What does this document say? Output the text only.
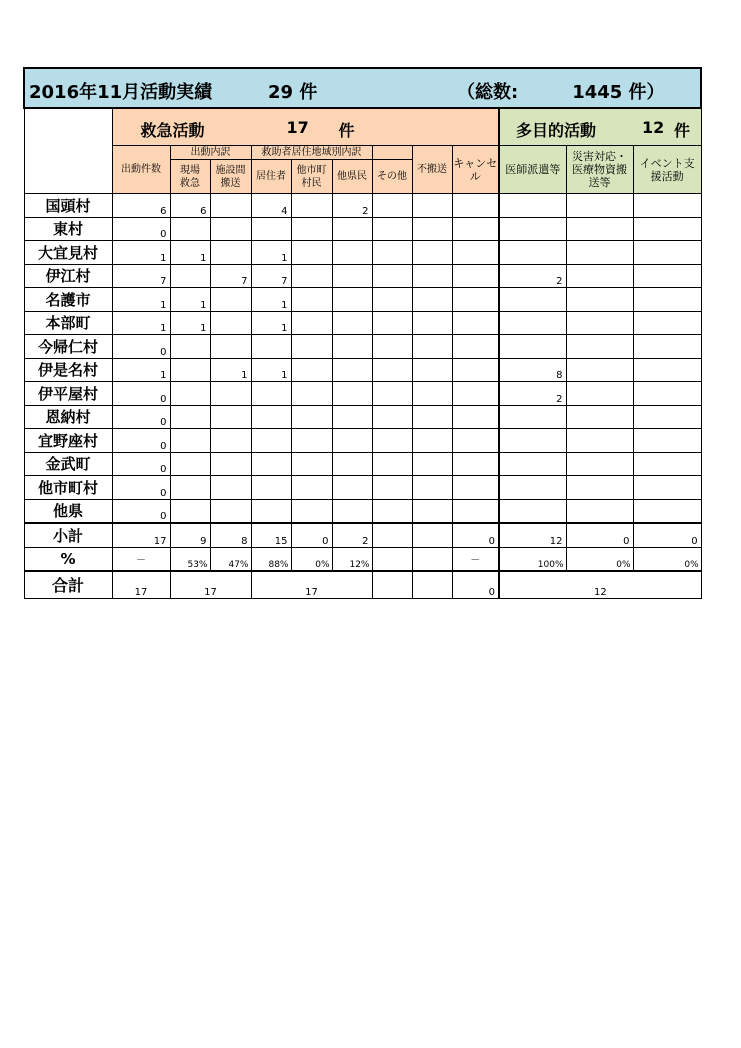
2016年11月活動実績 29 件 （総数:　　　1445 件）												

	救急活動 17 件									多目的活動 12 件		

	出動件数	出動内訳		救助者居住地域別内訳				不搬送	キャンセル	医師派遣等	災害対応・医療物資搬送等	イベント支援活動
		現場救急	施設間搬送	居住者	他市町村民	他県民	その他					
国頭村	6	6		4		2						
東村	0											
大宜見村	1	1		1								
伊江村	7		7	7						2		
名護市	1	1		1								
本部町	1	1		1								
今帰仁村	0											
伊是名村	1		1	1						8		
伊平屋村	0									2		
恩納村	0											
宜野座村	0											
金武町	0											
他市町村	0											
他県	0											
小計	17	9	8	15	0	2			0	12	0	0
%	－	53%	47%	88%	0%	12%			－	100%	0%	0%
合計	17	17		17					0	12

● ● ● ●

- Task to complete: All entries must be written out again exactly as given, with no pictures in the copy.

- Written answer:
What does this document say? Output the text only.
2016年11月活動実績 29 件 （総数:　　　1445 件）												

	救急活動 17 件									多目的活動 12 件		

	出動件数	出動内訳		救助者居住地域別内訳				不搬送	キャンセル	医師派遣等	災害対応・医療物資搬送等	イベント支援活動
		現場救急	施設間搬送	居住者	他市町村民	他県民	その他					
国頭村	6	6		4		2						
東村	0											
大宜見村	1	1		1								
伊江村	7		7	7						2		
名護市	1	1		1								
本部町	1	1		1								
今帰仁村	0											
伊是名村	1		1	1						8		
伊平屋村	0									2		
恩納村	0											
宜野座村	0											
金武町	0											
他市町村	0											
他県	0											
小計	17	9	8	15	0	2			0	12	0	0
%	－	53%	47%	88%	0%	12%			－	100%	0%	0%
合計	17	17		17					0	12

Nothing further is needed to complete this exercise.